▶ [Brief]:
Reproduce the lines from the start of the records through the line containing "table-cell: $403.75 [395,531,505,548]", including that line.

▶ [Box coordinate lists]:
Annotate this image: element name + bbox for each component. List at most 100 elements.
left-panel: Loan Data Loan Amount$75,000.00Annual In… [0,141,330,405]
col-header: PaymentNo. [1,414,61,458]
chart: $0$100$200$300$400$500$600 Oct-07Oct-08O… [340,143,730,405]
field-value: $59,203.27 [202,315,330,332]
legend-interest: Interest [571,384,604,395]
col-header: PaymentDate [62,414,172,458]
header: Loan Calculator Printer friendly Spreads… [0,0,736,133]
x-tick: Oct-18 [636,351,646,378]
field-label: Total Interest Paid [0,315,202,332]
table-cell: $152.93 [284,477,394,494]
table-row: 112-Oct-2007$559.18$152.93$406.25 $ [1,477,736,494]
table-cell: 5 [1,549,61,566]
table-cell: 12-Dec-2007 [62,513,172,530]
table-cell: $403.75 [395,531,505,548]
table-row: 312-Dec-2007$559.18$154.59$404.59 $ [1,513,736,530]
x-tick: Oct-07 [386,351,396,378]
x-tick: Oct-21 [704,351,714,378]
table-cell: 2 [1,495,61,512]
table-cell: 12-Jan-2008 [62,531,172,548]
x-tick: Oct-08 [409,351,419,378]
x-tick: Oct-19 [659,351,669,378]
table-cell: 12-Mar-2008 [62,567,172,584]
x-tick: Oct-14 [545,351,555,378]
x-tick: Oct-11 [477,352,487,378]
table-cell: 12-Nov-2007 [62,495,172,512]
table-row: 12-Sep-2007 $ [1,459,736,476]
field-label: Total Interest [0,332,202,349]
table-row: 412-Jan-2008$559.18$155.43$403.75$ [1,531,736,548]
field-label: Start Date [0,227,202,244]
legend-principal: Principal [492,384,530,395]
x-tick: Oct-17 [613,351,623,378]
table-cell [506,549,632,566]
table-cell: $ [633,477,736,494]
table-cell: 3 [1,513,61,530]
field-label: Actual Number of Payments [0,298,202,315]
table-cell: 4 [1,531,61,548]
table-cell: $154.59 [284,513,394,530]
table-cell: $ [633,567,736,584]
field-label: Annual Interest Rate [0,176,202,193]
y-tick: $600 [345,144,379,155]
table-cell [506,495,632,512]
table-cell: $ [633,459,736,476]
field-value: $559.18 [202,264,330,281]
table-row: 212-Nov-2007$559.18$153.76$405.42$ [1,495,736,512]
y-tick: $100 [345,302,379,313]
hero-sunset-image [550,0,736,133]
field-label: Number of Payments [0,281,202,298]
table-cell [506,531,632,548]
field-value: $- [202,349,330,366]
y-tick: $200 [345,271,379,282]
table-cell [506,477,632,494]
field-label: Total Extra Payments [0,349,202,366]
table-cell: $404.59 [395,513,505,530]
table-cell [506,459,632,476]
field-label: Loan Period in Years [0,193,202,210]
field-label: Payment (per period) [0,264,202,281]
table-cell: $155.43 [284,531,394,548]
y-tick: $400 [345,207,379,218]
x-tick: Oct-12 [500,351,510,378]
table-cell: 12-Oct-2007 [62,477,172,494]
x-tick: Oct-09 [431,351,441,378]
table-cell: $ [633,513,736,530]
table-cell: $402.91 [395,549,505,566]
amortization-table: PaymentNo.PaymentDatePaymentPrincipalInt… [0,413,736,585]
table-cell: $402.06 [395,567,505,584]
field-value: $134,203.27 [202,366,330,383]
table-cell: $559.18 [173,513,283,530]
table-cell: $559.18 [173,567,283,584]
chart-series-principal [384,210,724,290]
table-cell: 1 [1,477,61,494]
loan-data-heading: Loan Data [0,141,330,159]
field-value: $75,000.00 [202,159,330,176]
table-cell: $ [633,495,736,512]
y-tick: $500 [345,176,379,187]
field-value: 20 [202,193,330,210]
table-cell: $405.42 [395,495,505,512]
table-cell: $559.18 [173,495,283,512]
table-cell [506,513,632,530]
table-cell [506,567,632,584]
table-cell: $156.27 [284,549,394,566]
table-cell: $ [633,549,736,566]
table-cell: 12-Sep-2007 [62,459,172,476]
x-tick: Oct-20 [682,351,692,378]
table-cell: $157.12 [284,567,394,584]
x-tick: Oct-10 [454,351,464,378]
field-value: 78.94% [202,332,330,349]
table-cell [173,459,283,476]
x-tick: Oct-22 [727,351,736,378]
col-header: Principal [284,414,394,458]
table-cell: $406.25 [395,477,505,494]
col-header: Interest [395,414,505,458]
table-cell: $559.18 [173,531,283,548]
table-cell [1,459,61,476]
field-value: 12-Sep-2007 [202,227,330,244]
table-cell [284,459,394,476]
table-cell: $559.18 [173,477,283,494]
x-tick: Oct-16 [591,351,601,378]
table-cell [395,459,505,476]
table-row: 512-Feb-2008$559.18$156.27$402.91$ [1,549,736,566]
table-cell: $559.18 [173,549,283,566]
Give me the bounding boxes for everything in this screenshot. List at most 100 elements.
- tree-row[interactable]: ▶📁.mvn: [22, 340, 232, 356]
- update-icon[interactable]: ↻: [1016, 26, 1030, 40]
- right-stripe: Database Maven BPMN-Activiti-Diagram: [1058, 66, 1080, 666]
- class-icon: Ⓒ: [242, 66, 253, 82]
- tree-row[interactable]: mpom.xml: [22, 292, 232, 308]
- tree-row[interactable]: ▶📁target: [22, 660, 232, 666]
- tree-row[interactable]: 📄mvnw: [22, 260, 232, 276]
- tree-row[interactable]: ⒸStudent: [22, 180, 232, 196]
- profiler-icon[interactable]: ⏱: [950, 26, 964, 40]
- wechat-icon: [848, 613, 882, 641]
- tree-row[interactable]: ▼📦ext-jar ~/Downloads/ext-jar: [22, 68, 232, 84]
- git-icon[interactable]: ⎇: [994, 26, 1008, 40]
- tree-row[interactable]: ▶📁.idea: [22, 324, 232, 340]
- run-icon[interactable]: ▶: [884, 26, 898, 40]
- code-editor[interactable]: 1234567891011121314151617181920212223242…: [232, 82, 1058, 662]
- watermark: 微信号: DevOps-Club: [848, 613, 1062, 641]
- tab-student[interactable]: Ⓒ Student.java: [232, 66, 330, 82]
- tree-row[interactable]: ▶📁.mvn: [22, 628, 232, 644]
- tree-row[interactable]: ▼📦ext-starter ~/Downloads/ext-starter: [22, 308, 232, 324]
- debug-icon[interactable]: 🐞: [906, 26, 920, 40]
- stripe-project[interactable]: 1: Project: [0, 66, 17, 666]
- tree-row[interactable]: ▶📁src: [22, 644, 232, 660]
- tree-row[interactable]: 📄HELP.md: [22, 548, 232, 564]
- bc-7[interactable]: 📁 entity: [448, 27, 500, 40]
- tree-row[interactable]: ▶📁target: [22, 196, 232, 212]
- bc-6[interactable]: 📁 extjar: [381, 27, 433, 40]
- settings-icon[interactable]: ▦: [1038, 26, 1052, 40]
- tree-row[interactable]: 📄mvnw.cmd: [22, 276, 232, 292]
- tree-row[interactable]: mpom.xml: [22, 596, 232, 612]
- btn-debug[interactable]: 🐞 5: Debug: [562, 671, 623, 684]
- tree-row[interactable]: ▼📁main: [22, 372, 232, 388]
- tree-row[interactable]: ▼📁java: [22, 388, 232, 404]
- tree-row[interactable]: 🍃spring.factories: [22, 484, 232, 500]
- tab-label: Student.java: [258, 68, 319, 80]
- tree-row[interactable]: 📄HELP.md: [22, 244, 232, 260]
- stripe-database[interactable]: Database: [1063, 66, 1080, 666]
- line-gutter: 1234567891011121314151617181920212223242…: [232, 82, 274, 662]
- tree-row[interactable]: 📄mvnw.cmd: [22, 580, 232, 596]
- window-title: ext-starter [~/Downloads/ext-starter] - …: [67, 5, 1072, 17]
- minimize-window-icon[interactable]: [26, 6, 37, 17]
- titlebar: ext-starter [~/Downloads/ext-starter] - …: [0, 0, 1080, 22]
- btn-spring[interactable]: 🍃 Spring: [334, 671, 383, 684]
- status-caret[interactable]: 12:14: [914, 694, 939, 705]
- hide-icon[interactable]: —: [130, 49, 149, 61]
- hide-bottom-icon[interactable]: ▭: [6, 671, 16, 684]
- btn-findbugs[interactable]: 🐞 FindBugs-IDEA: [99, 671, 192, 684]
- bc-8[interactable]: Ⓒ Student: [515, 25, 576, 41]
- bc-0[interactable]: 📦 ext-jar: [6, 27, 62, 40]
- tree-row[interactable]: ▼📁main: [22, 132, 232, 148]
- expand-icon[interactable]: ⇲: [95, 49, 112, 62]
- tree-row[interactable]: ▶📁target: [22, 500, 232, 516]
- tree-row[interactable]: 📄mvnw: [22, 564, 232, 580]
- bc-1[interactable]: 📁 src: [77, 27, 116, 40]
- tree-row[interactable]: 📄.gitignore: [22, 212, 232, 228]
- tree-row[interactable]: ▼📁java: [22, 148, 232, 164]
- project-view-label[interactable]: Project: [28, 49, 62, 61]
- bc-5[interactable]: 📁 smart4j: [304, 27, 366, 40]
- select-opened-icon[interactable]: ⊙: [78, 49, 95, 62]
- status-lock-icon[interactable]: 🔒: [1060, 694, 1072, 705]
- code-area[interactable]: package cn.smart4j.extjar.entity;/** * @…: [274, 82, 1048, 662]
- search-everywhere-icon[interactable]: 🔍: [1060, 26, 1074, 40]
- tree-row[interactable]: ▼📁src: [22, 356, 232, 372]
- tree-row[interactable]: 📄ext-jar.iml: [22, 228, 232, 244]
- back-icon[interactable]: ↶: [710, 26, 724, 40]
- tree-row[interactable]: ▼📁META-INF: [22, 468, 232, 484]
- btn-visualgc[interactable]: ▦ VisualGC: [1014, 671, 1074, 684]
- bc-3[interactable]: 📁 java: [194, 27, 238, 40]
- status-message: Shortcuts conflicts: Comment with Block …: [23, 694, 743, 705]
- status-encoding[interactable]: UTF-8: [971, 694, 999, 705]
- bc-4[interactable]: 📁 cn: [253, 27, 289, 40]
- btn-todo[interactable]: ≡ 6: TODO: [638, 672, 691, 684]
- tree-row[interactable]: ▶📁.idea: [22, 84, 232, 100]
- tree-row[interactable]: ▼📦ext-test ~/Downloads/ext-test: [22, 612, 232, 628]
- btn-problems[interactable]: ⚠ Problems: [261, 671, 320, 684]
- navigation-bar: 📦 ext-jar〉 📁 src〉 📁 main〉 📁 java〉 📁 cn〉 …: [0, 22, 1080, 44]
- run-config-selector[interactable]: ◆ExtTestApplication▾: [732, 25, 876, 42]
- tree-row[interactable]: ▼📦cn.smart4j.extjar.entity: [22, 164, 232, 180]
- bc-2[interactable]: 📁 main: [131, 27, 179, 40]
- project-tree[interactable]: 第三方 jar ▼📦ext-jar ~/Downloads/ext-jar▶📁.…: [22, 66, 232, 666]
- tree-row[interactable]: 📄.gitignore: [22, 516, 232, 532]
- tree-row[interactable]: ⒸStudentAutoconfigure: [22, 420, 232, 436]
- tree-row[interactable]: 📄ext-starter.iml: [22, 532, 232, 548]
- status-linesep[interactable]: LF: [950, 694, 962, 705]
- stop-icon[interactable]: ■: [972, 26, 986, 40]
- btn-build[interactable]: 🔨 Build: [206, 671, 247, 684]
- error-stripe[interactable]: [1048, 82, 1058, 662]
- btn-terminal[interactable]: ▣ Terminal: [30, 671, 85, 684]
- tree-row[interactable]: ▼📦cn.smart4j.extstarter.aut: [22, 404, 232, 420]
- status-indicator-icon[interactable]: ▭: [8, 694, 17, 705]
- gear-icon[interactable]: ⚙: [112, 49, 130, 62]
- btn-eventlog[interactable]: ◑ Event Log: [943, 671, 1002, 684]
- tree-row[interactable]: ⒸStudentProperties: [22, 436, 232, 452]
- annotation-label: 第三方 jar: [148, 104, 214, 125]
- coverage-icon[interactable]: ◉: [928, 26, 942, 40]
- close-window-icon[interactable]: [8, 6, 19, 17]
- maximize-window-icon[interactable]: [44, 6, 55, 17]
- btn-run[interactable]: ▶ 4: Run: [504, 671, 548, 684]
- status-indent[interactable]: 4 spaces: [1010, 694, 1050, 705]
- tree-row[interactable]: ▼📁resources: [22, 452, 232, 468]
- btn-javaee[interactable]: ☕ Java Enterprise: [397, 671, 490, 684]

▶ [Solution]:
Annotate this image: element name + bbox for each component. List at most 100 elements.
left-panel: Loan Data Loan Amount$75,000.00Annual In… [0,141,330,405]
col-header: PaymentNo. [1,414,61,458]
chart: $0$100$200$300$400$500$600 Oct-07Oct-08O… [340,143,730,405]
field-value: $59,203.27 [202,315,330,332]
legend-interest: Interest [571,384,604,395]
col-header: PaymentDate [62,414,172,458]
header: Loan Calculator Printer friendly Spreads… [0,0,736,133]
x-tick: Oct-18 [636,351,646,378]
field-label: Total Interest Paid [0,315,202,332]
table-cell: $152.93 [284,477,394,494]
table-row: 112-Oct-2007$559.18$152.93$406.25 $ [1,477,736,494]
table-cell: 5 [1,549,61,566]
table-cell: 12-Dec-2007 [62,513,172,530]
table-cell: $403.75 [395,531,505,548]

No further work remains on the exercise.